**Your objective:** Output the records exactly as they appear, with no pictures included.

** start Excerpted records **

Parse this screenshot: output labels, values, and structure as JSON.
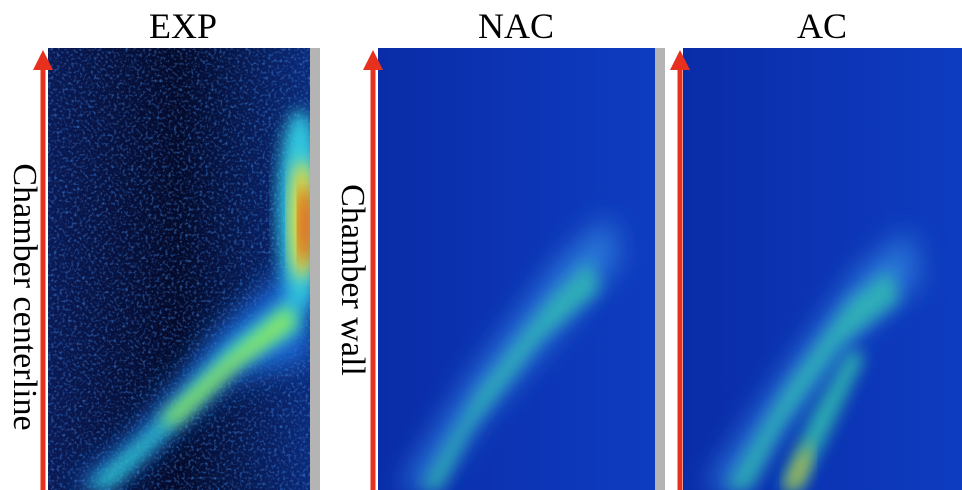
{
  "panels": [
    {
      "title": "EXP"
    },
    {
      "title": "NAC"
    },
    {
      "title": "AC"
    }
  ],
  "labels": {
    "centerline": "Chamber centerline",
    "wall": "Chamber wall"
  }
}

** end Excerpted records **

**Solution below:**
Parse this screenshot: output labels, values, and structure as JSON.
{
  "panels": [
    {
      "title": "EXP"
    },
    {
      "title": "NAC"
    },
    {
      "title": "AC"
    }
  ],
  "labels": {
    "centerline": "Chamber centerline",
    "wall": "Chamber wall"
  }
}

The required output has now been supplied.